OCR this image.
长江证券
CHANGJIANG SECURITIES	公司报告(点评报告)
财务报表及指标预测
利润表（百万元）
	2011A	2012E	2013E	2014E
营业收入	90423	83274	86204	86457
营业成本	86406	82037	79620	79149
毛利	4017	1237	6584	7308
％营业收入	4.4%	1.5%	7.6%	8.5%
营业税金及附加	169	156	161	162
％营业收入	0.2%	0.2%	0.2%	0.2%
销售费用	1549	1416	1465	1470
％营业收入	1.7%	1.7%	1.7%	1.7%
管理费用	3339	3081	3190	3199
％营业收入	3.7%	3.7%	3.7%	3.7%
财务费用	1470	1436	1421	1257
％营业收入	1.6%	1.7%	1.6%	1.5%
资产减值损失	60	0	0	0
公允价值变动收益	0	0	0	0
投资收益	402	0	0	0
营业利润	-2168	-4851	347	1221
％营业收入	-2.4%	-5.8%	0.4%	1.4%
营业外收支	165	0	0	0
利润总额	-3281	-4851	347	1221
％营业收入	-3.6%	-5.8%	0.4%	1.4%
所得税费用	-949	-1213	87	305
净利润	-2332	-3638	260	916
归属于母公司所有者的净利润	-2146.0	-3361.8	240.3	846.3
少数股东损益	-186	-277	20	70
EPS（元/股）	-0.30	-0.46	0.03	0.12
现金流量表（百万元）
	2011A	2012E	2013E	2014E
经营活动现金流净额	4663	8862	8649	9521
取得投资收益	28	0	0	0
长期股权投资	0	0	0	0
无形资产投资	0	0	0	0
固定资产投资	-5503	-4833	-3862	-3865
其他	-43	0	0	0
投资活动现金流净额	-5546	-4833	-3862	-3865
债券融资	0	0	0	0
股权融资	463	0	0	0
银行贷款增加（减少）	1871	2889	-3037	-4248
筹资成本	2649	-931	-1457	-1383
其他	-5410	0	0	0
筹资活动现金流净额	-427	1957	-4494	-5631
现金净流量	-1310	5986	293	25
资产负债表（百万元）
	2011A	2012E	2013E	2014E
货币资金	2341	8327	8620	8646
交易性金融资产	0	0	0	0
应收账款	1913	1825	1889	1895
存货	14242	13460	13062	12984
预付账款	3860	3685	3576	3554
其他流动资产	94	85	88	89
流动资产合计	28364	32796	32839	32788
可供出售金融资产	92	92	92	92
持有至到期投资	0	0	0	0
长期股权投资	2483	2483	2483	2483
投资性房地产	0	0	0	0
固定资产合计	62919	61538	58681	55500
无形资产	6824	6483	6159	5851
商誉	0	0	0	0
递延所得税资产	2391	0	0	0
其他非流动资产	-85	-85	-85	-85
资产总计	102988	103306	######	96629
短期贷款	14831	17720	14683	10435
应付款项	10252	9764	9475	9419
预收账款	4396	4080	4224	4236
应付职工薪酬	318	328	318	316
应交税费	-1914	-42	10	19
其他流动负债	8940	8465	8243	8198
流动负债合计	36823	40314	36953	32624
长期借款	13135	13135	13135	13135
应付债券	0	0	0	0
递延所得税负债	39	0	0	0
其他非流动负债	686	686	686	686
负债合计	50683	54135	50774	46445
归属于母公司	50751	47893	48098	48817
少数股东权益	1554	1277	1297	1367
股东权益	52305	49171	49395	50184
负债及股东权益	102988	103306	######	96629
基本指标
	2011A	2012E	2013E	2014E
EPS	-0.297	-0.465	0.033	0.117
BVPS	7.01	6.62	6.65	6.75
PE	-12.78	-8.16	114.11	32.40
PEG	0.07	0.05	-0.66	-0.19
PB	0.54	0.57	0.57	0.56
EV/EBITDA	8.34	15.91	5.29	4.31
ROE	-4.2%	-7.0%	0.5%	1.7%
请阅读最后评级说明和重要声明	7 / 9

**What is expected**
Copy out each line of the records where the string "长期股权投资" appears.

**Answer to the exercise**
长期股权投资	0	0	0	0
长期股权投资	2483	2483	2483	2483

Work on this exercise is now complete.